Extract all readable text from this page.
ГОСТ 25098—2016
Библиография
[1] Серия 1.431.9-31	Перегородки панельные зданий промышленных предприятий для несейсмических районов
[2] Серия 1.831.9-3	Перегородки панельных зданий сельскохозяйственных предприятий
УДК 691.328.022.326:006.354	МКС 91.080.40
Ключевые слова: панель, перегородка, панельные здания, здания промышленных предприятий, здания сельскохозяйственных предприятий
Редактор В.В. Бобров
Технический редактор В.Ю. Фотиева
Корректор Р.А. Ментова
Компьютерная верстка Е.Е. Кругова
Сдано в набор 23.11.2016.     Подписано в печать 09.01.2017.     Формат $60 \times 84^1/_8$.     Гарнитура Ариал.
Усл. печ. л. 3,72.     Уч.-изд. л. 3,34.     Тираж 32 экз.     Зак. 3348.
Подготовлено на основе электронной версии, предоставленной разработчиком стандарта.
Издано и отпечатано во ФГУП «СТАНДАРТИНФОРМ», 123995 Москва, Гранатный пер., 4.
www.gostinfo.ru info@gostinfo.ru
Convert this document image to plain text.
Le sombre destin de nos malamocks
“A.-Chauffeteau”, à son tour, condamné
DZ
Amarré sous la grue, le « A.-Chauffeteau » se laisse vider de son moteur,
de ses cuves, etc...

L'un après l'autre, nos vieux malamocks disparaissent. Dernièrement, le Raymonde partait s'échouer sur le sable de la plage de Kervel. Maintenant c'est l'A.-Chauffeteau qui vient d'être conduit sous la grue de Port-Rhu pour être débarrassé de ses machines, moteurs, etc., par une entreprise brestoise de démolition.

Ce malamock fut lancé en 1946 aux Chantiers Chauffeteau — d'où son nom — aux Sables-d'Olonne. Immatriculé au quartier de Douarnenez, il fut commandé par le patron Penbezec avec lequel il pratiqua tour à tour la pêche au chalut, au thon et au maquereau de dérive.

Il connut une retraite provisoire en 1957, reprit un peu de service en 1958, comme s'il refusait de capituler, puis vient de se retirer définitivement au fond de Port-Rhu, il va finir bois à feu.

▶ [Stated task]
Locate all lines holding the word "зданий", then copy them out.

▶ [Task solution]
[1] Серия 1.431.9-31	Перегородки панельные зданий промышленных предприятий для несейсмических районов
[2] Серия 1.831.9-3	Перегородки панельных зданий сельскохозяйственных предприятий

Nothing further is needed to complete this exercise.